# start of QUOTED PASSAGE
After a couple of days in Bogota, I flew down to Cali in time for their biggest festival of the year, The Feria de Cali. More salsa, parades, bullfighting, and beauty pageants than you can wrap your mind around. It lasts a full week , but two and a half days was all I could give it, so now I've moved on to Popayan, in the south. I did make it to my first (and likely only) bullfight though, a major event that marked the retirement of a Colombian matador who is considered (at least by the Colombians) to be one of the top three in the world. Oh yeah, it also marked the retirement of six huge bulls. It's quite the theater, although it's ultimately indefensibly cruel, even if cows definitely are not to smart to eat (can't at least one bull figure out that it's the guy holding the cape you want to go after, not the cape?). I was surprised to be leafleted twice by local anti-cruelty groups (did you sic 'em on me Ms. Diduch?). I'm sure you're not shocked to learn that despite gore, I managed to have a fantastic time. I paid top peso for a great seat in the 11th row of a 20,000 seat stadium. Just next to me were an elderly brother and sister, he speaking worse English that you would expect for somebody who has spent much of the last 30 years in Miami. They were extremely friendly, and quickly engaged everybody in the vicinity in a game of ¨let's see if we can make the big American fall over drunk¨. That was alright with me, because it broke the ice with the five women in front of us who must have had at least fifteen pounds of silicone distributed amongst them. I've not been in much of drinking mood this trip, and had had only maybe 3-4 beers in the previous three weeks, and so wasn't really in training, but rest assured, I frustrated those particular efforts. A couple of the siliconistas did end up falling drunkenly into my lap though, as the stadium erupted when one of the bulls leaped the wall and then shortly later emerged with someone's shawl on his horns and managed to knock one of the spear-thrusting caballeros off his horse (that's better than a trip directly to the slaughter-house, isn't it?).
# end of QUOTED PASSAGE
**CHALLENGES**.
(a) According to the account of the Feria de Cali, how long does the festival last?
(b) Write the next part of the account of the Feria de Cali bullfight, picking up after its last sentence.
The rows after this account have no connection to it.
# start of STORED ROWS
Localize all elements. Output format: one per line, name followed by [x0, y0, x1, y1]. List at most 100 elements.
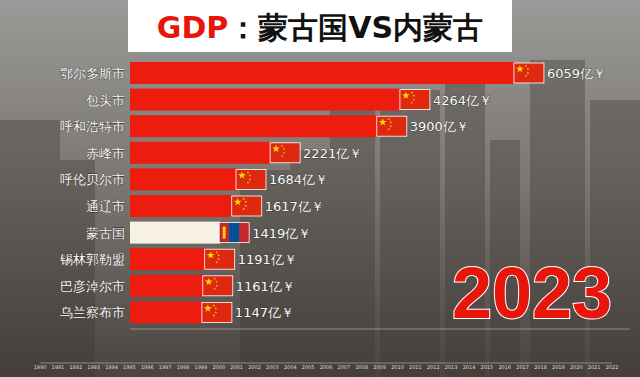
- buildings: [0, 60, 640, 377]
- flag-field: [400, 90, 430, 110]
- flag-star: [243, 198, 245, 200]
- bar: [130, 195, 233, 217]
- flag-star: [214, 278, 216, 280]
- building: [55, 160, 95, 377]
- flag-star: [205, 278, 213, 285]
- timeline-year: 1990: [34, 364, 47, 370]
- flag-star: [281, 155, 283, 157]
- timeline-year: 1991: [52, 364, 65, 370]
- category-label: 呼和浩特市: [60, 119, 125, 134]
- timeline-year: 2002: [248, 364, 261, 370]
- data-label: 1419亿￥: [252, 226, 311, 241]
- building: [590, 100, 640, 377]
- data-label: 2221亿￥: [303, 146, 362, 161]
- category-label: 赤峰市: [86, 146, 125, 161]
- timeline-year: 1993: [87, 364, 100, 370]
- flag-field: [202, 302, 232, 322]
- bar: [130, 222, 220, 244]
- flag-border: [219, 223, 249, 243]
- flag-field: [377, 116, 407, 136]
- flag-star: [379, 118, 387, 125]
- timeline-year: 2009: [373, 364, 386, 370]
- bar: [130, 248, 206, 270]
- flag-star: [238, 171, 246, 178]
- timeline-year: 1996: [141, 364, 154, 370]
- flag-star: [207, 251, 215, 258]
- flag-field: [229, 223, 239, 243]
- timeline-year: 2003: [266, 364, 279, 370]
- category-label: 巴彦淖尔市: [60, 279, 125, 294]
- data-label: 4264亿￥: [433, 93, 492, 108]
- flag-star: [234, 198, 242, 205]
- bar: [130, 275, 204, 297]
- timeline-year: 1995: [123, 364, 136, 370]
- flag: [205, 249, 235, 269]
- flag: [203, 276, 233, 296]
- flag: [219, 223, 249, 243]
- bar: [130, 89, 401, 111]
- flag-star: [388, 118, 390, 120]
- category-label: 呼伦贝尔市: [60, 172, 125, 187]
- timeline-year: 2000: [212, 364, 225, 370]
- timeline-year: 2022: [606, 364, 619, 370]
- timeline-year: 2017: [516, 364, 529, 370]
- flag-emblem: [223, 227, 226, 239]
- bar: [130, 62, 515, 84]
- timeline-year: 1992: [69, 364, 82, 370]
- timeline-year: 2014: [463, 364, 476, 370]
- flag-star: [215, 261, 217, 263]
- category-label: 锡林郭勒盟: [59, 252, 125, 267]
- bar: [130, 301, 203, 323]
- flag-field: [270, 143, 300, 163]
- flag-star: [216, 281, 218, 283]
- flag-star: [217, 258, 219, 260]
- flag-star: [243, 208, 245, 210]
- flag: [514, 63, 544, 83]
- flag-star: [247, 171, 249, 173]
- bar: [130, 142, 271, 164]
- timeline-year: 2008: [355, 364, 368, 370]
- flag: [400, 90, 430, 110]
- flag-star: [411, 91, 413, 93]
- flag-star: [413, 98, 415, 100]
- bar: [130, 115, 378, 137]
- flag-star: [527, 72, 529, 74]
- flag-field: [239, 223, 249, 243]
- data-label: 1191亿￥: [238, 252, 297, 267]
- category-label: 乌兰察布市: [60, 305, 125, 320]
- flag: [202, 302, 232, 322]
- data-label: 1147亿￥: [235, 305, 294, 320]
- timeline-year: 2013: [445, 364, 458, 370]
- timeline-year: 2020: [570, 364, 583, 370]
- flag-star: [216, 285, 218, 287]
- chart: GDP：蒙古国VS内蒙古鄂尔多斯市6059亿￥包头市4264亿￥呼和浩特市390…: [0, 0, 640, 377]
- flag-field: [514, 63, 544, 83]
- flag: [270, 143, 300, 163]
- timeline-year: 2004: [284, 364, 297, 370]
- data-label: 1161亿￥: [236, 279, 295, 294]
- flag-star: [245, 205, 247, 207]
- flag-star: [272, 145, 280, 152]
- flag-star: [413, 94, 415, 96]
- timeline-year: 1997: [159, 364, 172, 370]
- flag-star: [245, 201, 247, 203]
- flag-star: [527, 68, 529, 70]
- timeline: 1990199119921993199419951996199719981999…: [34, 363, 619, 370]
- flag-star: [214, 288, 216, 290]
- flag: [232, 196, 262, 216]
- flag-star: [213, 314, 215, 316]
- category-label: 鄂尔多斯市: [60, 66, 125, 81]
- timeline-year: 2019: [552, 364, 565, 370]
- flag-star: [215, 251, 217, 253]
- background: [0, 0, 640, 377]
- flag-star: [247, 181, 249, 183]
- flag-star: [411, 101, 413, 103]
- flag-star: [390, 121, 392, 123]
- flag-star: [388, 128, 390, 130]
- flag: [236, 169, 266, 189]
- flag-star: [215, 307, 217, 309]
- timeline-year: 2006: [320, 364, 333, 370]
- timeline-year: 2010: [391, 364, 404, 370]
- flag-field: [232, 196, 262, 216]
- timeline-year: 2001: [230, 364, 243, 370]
# end of STORED ROWS
# start of STORED ROWS
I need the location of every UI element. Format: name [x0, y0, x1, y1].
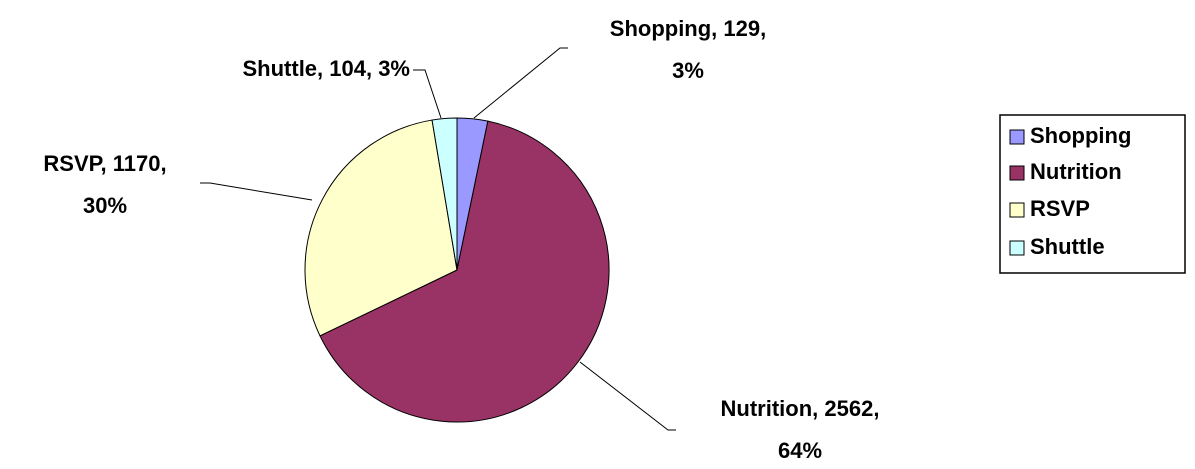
# end of STORED ROWS
**RESPONSES TO THE EXERCISE**.
(a) A full week.

(b)
Siliconistas
Overall, Colombians are living up to their reputation for friendliness. A good example is when, in the heat of a Cali afternoon, I wandered into a musical instrument store. The three middle-aged women there were engaging enough to begin with, but after I (haltingly) translated a letter one of them had gotten from the US State department in response to her application for a visa to join her green-card holding husband in the states, well, then I was family. We spent a couple of hours chatting about this and that, they were generally appalled that I'm not married and quickly tried to hook me up with the services of one of their daughters, who runs a website for Colombian women wanting to meet American men. I politely deferred (but will have to check it out when I get a chance...). When they asked me if I liked salsa (which is mostly what the Feria is all about), I replied ¨Si, pero...¨ but before I could finish the sentence the older one piped in to finish my sentence with ¨...pero no puedes bailar¨. Apparently she could tell that I can't dance just by looking at me.
I've been a bit surprised at the short stature of nearly all Colombians. On the metro in Bogota, nobody on the whole bus would come within two inches of the handrail that I was resting my chin on. And in a museum there, just as I was looking at the uniform of one General Santander and thinking how tiny he must have been, two security guards came up and joined me, both of whom I realized would have been swimming in the general's uniform. Folks in Cali are a bit taller, but not enough to keep me from really standing out in the crowd of thousands at various salsa concerts. (Should I feel bad that I figured out that at those free events, even if the line to get in is several blocks long, there is always a line of only twenty or so men going back in after leaving to piss, and it's easy enough to slip right into that one?)
Great trip so far, filled with moments both coarse and sublime. A particularly sublime moment was the morning after my first night on the cargo boat back on the Amazon. I'd managed to sleep pretty well in my hammock (mostly interrupted only by my own voyeurism) and had gotten up to see the sunrise over the river and jungle. I had the windy front of the ship to myself, and just as I was thinking that it couldn't get much more magically beautiful, a school(?) of freshwater dolphins started leaping in unison just in front of me. Then just as I was thinking that it was all perfect but that I was pretty hungry, a boat-boy appeared with a steaming mug of sweetened gruel for me.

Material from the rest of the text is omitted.